[Start]
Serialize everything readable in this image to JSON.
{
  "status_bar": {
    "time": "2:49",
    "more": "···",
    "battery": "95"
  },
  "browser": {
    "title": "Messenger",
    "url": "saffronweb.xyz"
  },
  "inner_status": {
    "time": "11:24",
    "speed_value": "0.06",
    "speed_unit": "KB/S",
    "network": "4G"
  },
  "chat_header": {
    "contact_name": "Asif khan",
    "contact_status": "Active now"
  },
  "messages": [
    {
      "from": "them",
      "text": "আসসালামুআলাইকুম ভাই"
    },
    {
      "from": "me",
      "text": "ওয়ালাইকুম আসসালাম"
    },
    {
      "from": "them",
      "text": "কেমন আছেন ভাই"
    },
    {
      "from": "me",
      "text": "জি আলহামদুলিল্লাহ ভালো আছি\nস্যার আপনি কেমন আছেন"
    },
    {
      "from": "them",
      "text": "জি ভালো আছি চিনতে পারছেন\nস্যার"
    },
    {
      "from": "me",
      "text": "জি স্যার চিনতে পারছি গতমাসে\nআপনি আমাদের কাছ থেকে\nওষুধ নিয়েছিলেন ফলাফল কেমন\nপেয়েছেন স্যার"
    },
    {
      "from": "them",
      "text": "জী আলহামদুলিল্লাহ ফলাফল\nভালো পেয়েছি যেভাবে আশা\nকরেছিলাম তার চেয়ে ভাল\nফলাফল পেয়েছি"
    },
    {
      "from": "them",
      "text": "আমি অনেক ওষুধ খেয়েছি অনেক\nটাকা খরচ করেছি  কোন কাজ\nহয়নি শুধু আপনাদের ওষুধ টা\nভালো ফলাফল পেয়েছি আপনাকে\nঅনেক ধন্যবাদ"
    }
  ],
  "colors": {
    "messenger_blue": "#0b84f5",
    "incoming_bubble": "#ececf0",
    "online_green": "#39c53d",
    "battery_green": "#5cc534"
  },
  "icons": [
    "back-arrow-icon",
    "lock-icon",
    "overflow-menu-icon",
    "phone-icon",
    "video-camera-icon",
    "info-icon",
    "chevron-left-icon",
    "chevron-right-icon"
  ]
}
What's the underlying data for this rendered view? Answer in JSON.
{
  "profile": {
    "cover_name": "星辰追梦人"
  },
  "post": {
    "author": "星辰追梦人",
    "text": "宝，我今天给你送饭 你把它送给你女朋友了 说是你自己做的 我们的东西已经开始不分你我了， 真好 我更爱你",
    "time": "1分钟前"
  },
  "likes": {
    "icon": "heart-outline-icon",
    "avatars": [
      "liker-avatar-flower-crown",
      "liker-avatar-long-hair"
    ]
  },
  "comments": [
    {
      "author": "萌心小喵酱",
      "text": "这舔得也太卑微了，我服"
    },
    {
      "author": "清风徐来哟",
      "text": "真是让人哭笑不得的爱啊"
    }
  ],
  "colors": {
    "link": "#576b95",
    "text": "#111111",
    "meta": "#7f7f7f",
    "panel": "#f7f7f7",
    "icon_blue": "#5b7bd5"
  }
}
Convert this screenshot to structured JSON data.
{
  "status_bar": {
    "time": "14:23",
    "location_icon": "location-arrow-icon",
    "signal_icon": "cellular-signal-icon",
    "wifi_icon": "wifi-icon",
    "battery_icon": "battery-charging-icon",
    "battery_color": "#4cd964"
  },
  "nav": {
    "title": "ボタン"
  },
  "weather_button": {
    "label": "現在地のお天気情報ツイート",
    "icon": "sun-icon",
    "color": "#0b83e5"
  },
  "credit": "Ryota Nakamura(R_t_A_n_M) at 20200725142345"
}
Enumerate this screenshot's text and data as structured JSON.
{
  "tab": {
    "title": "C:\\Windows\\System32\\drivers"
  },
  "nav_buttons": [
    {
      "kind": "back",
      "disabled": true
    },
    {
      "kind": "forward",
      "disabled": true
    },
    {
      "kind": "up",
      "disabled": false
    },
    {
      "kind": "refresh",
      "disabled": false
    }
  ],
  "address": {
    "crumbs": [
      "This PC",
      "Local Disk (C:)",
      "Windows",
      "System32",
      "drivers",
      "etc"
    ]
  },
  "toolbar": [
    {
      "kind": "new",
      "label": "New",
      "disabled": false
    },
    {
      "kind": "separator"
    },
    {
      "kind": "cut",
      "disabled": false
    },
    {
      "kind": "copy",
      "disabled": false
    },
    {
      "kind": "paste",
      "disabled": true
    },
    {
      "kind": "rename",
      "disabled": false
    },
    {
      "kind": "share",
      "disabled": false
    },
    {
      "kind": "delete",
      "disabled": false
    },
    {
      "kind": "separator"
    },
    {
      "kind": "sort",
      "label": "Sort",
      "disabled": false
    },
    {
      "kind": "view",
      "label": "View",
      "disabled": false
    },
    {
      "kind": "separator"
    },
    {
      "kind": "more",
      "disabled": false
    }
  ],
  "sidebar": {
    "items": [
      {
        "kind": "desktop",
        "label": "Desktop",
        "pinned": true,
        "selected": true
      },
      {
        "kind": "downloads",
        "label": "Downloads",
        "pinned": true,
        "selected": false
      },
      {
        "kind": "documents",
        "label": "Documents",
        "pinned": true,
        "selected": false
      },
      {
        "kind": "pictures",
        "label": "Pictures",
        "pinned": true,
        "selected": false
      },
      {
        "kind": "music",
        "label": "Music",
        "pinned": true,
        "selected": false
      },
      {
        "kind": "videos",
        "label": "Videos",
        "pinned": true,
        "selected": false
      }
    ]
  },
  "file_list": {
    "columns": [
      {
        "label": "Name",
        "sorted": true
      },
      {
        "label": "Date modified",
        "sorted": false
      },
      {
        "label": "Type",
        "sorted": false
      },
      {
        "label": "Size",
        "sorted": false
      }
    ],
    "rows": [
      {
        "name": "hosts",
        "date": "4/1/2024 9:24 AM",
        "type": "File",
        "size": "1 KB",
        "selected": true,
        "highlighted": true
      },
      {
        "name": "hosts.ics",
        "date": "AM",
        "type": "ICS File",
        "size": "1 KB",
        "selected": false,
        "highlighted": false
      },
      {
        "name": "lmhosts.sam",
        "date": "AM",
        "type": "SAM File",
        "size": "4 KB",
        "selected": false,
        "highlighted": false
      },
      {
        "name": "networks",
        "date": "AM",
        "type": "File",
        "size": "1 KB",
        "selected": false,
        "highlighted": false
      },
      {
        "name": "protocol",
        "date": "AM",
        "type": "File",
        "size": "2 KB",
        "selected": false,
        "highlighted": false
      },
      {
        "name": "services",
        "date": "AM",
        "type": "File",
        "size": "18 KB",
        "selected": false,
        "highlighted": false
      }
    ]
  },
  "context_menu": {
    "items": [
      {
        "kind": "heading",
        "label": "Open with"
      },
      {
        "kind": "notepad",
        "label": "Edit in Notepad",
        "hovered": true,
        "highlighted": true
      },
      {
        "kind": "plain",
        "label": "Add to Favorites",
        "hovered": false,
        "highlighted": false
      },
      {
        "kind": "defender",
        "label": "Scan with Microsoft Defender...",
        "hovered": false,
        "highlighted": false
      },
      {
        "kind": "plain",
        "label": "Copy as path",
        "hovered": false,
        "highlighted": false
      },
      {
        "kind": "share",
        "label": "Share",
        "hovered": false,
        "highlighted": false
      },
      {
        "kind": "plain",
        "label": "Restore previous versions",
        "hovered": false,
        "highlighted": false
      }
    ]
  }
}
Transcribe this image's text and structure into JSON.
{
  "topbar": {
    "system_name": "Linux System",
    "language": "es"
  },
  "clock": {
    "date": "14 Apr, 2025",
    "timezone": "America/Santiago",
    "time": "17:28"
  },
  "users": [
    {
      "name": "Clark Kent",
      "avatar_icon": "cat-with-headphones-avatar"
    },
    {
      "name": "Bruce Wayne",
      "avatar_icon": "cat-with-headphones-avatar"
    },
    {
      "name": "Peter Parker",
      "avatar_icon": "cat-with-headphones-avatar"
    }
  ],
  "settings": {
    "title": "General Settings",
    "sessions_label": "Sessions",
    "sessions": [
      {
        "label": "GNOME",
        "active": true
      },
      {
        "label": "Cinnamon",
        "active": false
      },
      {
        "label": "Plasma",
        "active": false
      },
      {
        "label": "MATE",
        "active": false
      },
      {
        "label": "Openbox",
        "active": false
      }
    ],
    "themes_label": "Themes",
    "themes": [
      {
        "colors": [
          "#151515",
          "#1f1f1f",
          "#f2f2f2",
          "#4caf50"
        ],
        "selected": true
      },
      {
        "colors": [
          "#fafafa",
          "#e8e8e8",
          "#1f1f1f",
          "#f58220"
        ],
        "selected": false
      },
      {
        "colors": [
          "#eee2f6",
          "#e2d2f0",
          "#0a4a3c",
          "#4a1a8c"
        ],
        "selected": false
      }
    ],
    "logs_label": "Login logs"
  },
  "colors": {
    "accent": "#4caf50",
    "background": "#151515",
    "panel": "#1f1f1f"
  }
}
[End]
• Problem details: Where a line above includes "image", copy that line.

• Written answer:
Serialize everything readable in this image to JSON.
Transcribe this image's text and structure into JSON.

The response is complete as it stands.